======== Records provided

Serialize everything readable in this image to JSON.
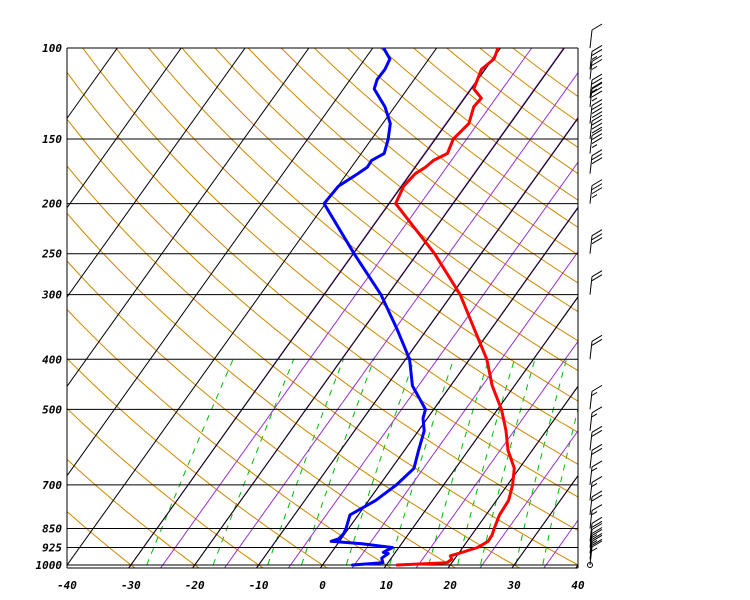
{
  "chart_data": {
    "type": "skew-t log-p",
    "title": "",
    "xlabel": "",
    "ylabel": "",
    "pressure_levels": [
      1000,
      925,
      850,
      700,
      500,
      400,
      300,
      250,
      200,
      150,
      100
    ],
    "temperature_ticks": [
      -40,
      -30,
      -20,
      -10,
      0,
      10,
      20,
      30,
      40
    ],
    "xlim": [
      -40,
      40
    ],
    "ylim": [
      1000,
      100
    ],
    "grid": true,
    "colors": {
      "temperature": "#ff0000",
      "dewpoint": "#0000ff",
      "isobars": "#000000",
      "isotherms": "#000000",
      "dry_adiabats": "#cc8800",
      "moist_adiabats": "#9933cc",
      "mixing_ratio": "#00bb00",
      "wind_barbs": "#000000"
    },
    "series": [
      {
        "key": "temperature",
        "values": [
          {
            "p": 1000,
            "t": 11.7
          },
          {
            "p": 990,
            "t": 19.2
          },
          {
            "p": 975,
            "t": 19.6
          },
          {
            "p": 960,
            "t": 19.0
          },
          {
            "p": 950,
            "t": 20.0
          },
          {
            "p": 925,
            "t": 22.3
          },
          {
            "p": 900,
            "t": 23.3
          },
          {
            "p": 875,
            "t": 23.2
          },
          {
            "p": 850,
            "t": 22.8
          },
          {
            "p": 800,
            "t": 22.1
          },
          {
            "p": 750,
            "t": 21.9
          },
          {
            "p": 700,
            "t": 20.8
          },
          {
            "p": 650,
            "t": 19.2
          },
          {
            "p": 600,
            "t": 16.2
          },
          {
            "p": 550,
            "t": 13.7
          },
          {
            "p": 500,
            "t": 10.6
          },
          {
            "p": 450,
            "t": 6.5
          },
          {
            "p": 400,
            "t": 2.7
          },
          {
            "p": 350,
            "t": -2.6
          },
          {
            "p": 300,
            "t": -8.7
          },
          {
            "p": 250,
            "t": -17.3
          },
          {
            "p": 200,
            "t": -29.0
          },
          {
            "p": 185,
            "t": -29.7
          },
          {
            "p": 175,
            "t": -29.3
          },
          {
            "p": 170,
            "t": -28.4
          },
          {
            "p": 165,
            "t": -27.9
          },
          {
            "p": 160,
            "t": -26.5
          },
          {
            "p": 150,
            "t": -27.2
          },
          {
            "p": 140,
            "t": -26.5
          },
          {
            "p": 130,
            "t": -27.6
          },
          {
            "p": 125,
            "t": -27.4
          },
          {
            "p": 120,
            "t": -29.6
          },
          {
            "p": 110,
            "t": -30.6
          },
          {
            "p": 105,
            "t": -29.8
          },
          {
            "p": 100,
            "t": -30.4
          }
        ]
      },
      {
        "key": "dewpoint",
        "values": [
          {
            "p": 1000,
            "t": 4.7
          },
          {
            "p": 990,
            "t": 9.2
          },
          {
            "p": 970,
            "t": 8.5
          },
          {
            "p": 950,
            "t": 9.0
          },
          {
            "p": 945,
            "t": 8.1
          },
          {
            "p": 925,
            "t": 9.0
          },
          {
            "p": 910,
            "t": 3.8
          },
          {
            "p": 900,
            "t": -1.3
          },
          {
            "p": 890,
            "t": -0.4
          },
          {
            "p": 870,
            "t": -0.2
          },
          {
            "p": 850,
            "t": -0.4
          },
          {
            "p": 800,
            "t": -1.3
          },
          {
            "p": 750,
            "t": 1.1
          },
          {
            "p": 700,
            "t": 2.6
          },
          {
            "p": 650,
            "t": 3.5
          },
          {
            "p": 600,
            "t": 2.2
          },
          {
            "p": 550,
            "t": 0.9
          },
          {
            "p": 520,
            "t": -0.7
          },
          {
            "p": 500,
            "t": -1.3
          },
          {
            "p": 450,
            "t": -6.0
          },
          {
            "p": 400,
            "t": -9.4
          },
          {
            "p": 350,
            "t": -14.7
          },
          {
            "p": 300,
            "t": -21.1
          },
          {
            "p": 250,
            "t": -29.9
          },
          {
            "p": 200,
            "t": -40.2
          },
          {
            "p": 185,
            "t": -39.9
          },
          {
            "p": 175,
            "t": -38.3
          },
          {
            "p": 170,
            "t": -37.5
          },
          {
            "p": 165,
            "t": -37.6
          },
          {
            "p": 160,
            "t": -36.4
          },
          {
            "p": 150,
            "t": -37.4
          },
          {
            "p": 140,
            "t": -38.8
          },
          {
            "p": 130,
            "t": -41.5
          },
          {
            "p": 120,
            "t": -45.2
          },
          {
            "p": 115,
            "t": -45.8
          },
          {
            "p": 110,
            "t": -45.7
          },
          {
            "p": 105,
            "t": -46.1
          },
          {
            "p": 100,
            "t": -48.3
          }
        ]
      }
    ],
    "wind_barbs": [
      {
        "p": 1000,
        "speed_kt": 15
      },
      {
        "p": 975,
        "speed_kt": 20
      },
      {
        "p": 950,
        "speed_kt": 25
      },
      {
        "p": 925,
        "speed_kt": 25
      },
      {
        "p": 900,
        "speed_kt": 20
      },
      {
        "p": 850,
        "speed_kt": 15
      },
      {
        "p": 800,
        "speed_kt": 20
      },
      {
        "p": 750,
        "speed_kt": 15
      },
      {
        "p": 700,
        "speed_kt": 15
      },
      {
        "p": 650,
        "speed_kt": 20
      },
      {
        "p": 600,
        "speed_kt": 20
      },
      {
        "p": 550,
        "speed_kt": 15
      },
      {
        "p": 500,
        "speed_kt": 15
      },
      {
        "p": 400,
        "speed_kt": 20
      },
      {
        "p": 300,
        "speed_kt": 20
      },
      {
        "p": 250,
        "speed_kt": 30
      },
      {
        "p": 200,
        "speed_kt": 35
      },
      {
        "p": 175,
        "speed_kt": 30
      },
      {
        "p": 160,
        "speed_kt": 35
      },
      {
        "p": 150,
        "speed_kt": 40
      },
      {
        "p": 140,
        "speed_kt": 40
      },
      {
        "p": 130,
        "speed_kt": 35
      },
      {
        "p": 125,
        "speed_kt": 35
      },
      {
        "p": 115,
        "speed_kt": 25
      },
      {
        "p": 110,
        "speed_kt": 25
      },
      {
        "p": 100,
        "speed_kt": 10
      }
    ]
  }
}
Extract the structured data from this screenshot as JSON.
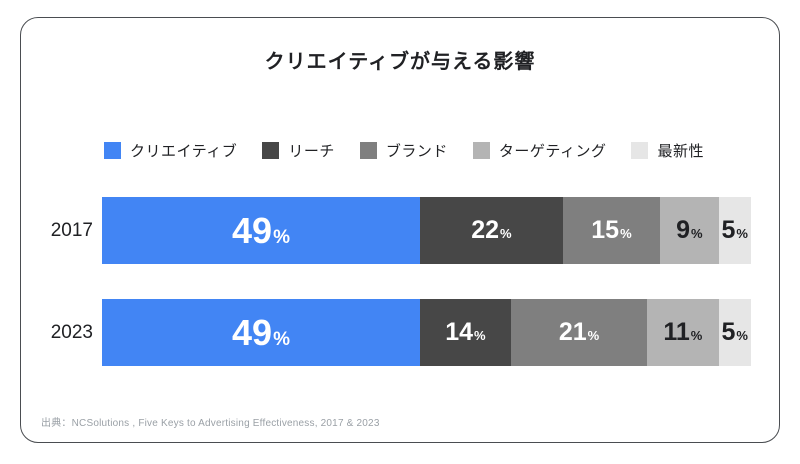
{
  "title": "クリエイティブが与える影響",
  "source": "出典：NCSolutions , Five Keys to Advertising Effectiveness, 2017 & 2023",
  "chart_data": {
    "type": "bar",
    "stacked": true,
    "orientation": "horizontal",
    "title": "クリエイティブが与える影響",
    "legend_position": "top",
    "grid": false,
    "xlim": [
      0,
      100
    ],
    "value_suffix": "%",
    "categories": [
      "2017",
      "2023"
    ],
    "series": [
      {
        "name": "クリエイティブ",
        "color": "#4285F4",
        "label_color": "#ffffff",
        "values": [
          49,
          49
        ]
      },
      {
        "name": "リーチ",
        "color": "#474747",
        "label_color": "#ffffff",
        "values": [
          22,
          14
        ]
      },
      {
        "name": "ブランド",
        "color": "#7f7f7f",
        "label_color": "#ffffff",
        "values": [
          15,
          21
        ]
      },
      {
        "name": "ターゲティング",
        "color": "#b4b4b4",
        "label_color": "#202124",
        "values": [
          9,
          11
        ]
      },
      {
        "name": "最新性",
        "color": "#e6e6e6",
        "label_color": "#202124",
        "values": [
          5,
          5
        ]
      }
    ]
  }
}
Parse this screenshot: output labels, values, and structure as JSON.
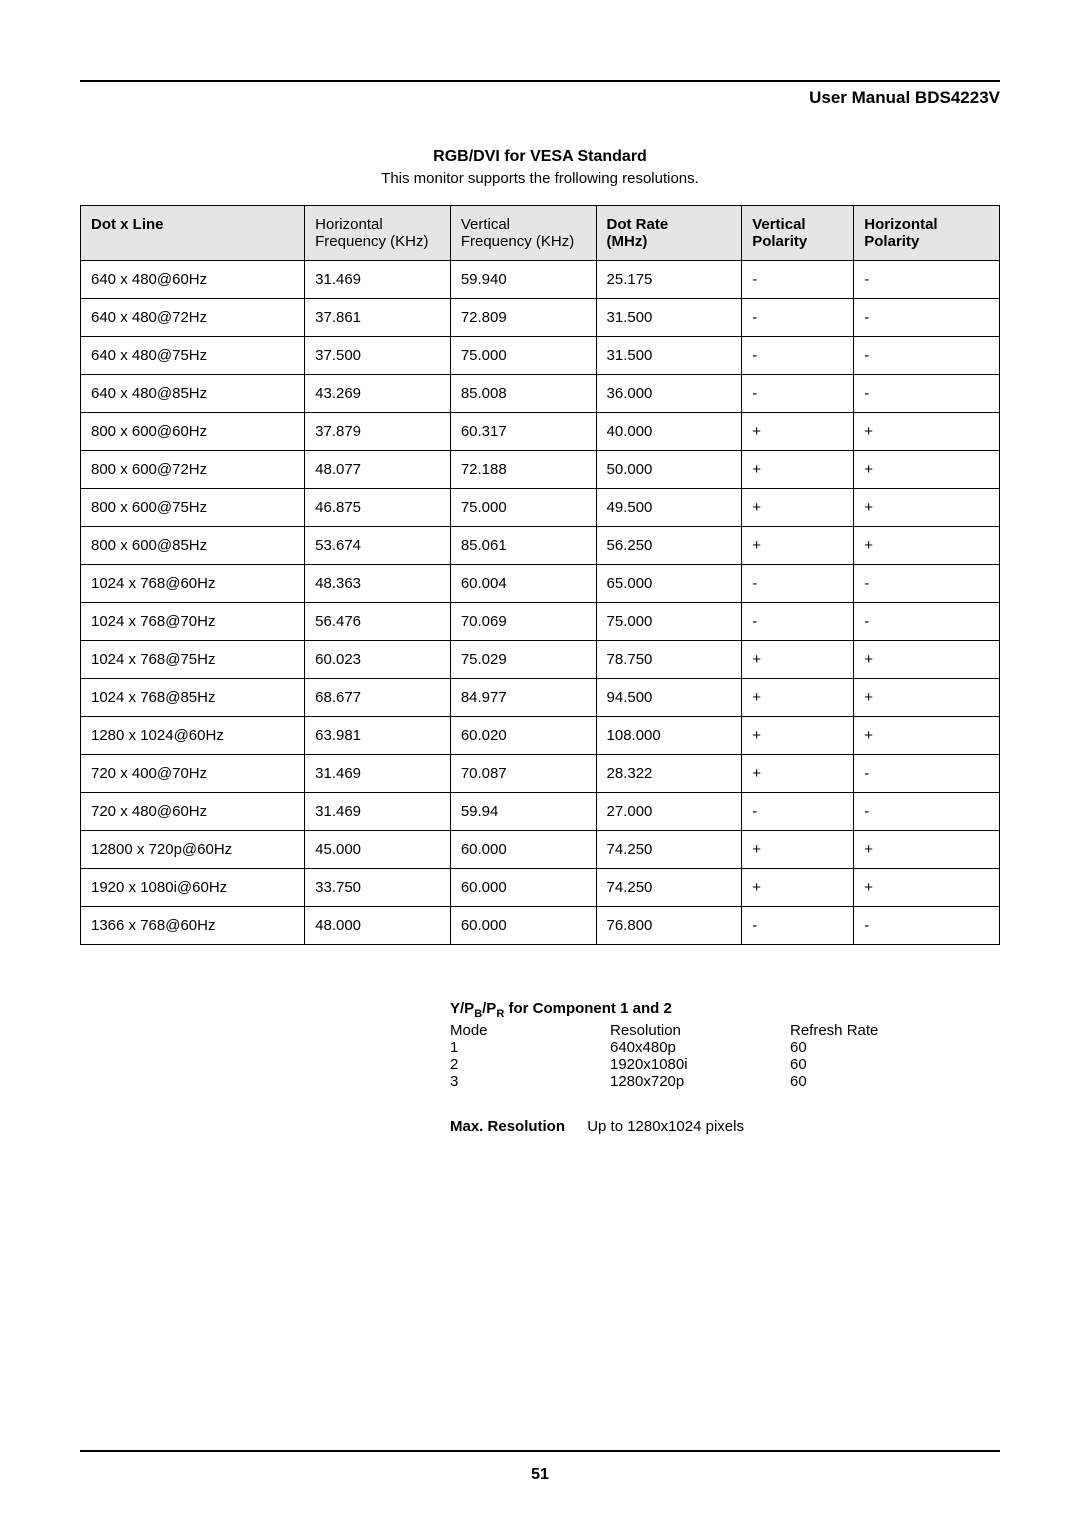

================

▸ What you are asked to do:
Report the count of lines in the entries that contain the string "screenshot", and nothing besides it.

▸ Output for this task:
2